• Data provided

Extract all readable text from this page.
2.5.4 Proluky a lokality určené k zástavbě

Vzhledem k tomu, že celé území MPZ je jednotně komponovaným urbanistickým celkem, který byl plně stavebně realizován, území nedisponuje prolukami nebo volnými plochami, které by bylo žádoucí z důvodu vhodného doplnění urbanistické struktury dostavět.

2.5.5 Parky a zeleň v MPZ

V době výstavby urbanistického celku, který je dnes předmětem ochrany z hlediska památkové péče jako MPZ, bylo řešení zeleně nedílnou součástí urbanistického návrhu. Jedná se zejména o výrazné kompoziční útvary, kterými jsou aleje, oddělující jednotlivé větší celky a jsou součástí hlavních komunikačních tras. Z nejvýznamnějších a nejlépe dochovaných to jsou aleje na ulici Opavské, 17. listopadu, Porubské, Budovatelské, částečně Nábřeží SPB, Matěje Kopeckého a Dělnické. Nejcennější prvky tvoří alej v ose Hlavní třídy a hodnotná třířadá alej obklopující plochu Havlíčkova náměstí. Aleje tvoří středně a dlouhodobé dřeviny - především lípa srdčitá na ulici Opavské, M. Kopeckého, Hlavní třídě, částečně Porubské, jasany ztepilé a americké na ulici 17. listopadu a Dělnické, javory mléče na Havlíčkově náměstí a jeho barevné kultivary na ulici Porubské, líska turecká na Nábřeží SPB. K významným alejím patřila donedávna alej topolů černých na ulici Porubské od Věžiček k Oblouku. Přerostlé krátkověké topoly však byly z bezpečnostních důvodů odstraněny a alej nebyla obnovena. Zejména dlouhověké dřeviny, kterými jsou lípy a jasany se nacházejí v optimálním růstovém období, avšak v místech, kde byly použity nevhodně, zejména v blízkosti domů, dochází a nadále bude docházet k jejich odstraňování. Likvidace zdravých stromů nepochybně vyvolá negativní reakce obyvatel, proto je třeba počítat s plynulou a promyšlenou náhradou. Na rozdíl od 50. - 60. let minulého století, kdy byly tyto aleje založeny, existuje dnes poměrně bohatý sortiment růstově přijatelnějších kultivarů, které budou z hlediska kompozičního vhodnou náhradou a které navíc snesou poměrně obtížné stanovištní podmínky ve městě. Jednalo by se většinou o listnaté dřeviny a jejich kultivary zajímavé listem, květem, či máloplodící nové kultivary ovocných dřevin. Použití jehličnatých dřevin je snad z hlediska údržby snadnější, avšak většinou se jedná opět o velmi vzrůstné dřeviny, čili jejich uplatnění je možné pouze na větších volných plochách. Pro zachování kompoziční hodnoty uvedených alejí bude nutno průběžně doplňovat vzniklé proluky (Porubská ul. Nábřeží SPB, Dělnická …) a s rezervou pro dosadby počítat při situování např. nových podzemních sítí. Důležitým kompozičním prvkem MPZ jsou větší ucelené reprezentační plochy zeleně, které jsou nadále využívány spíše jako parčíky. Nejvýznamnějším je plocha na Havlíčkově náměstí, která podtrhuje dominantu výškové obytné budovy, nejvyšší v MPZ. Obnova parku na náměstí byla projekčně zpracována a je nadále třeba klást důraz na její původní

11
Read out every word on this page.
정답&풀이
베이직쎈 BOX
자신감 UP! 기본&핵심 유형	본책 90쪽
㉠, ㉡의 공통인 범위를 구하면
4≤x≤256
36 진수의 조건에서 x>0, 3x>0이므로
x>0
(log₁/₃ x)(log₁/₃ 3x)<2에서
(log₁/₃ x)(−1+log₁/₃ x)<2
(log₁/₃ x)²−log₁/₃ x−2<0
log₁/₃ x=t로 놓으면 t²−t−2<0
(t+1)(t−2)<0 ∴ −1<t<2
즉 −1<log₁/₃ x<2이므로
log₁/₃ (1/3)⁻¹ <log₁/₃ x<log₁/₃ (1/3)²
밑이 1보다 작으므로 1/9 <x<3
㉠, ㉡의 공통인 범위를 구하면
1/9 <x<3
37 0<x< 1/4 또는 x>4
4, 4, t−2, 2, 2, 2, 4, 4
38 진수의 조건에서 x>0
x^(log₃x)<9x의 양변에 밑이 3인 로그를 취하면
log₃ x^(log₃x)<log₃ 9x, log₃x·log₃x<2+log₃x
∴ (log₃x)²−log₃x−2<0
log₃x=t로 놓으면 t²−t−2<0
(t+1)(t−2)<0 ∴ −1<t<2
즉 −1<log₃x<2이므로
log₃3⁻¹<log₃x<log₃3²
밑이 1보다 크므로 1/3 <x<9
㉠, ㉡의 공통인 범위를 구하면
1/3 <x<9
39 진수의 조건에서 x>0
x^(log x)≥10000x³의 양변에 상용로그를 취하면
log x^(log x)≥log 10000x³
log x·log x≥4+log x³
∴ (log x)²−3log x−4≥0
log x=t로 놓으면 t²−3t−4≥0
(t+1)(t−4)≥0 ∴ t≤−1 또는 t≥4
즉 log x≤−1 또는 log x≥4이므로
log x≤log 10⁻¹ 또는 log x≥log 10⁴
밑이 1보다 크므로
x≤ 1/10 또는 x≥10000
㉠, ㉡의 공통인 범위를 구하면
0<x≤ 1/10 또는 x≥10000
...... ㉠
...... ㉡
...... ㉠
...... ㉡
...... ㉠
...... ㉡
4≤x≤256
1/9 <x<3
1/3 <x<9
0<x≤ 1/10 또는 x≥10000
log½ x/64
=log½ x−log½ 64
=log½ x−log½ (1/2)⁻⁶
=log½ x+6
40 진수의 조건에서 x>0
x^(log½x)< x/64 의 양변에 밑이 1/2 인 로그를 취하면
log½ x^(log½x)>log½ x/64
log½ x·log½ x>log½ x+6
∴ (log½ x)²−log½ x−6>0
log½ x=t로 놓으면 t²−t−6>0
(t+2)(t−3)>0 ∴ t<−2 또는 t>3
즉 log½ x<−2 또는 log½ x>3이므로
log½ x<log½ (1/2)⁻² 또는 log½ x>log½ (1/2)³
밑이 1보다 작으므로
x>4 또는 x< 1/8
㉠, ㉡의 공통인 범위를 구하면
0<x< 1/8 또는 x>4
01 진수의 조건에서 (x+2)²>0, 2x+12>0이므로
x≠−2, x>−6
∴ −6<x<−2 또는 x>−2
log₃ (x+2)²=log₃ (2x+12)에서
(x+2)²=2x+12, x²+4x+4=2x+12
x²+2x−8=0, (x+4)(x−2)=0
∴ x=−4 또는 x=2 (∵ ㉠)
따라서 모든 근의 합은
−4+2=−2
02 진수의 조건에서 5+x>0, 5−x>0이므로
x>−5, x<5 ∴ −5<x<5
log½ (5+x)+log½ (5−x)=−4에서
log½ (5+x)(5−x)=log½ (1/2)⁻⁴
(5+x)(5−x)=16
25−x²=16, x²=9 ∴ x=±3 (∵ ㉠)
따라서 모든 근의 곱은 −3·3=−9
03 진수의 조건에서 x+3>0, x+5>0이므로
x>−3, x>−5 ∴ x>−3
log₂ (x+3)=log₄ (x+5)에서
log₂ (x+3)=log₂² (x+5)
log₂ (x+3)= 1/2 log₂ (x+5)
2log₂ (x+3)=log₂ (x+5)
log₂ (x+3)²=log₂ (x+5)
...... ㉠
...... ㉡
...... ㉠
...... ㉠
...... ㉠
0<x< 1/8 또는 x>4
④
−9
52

• Challenge
Extract every line containing the string "this" from the data above.

• Correct output
Extract all readable text from this page.
Read out every word on this page.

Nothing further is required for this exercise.